### EXERCISE
Each entry below should be echoed exactly, with pictures omitted.

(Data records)
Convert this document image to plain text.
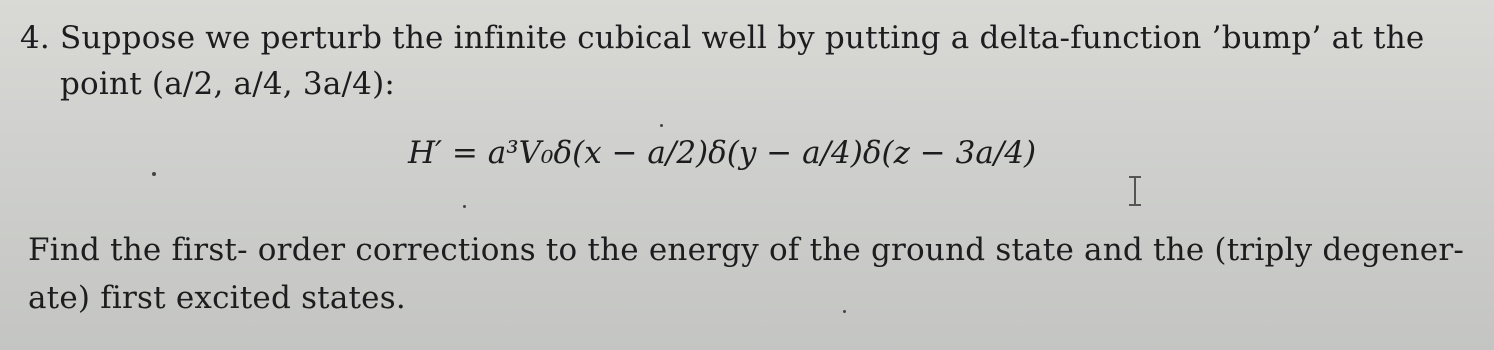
4. Suppose we perturb the infinite cubical well by putting a delta-function ’bump’ at the
point (a/2, a/4, 3a/4):
H′ = a³V₀δ(x − a/2)δ(y − a/4)δ(z − 3a/4)
Find the first- order corrections to the energy of the ground state and the (triply degener-
ate) first excited states.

### THE SOLUTION
Convert this document image to plain text.
4. Suppose we perturb the infinite cubical well by putting a delta-function ’bump’ at the
point (a/2, a/4, 3a/4):
H′ = a³V₀δ(x − a/2)δ(y − a/4)δ(z − 3a/4)
Find the first- order corrections to the energy of the ground state and the (triply degener-
ate) first excited states.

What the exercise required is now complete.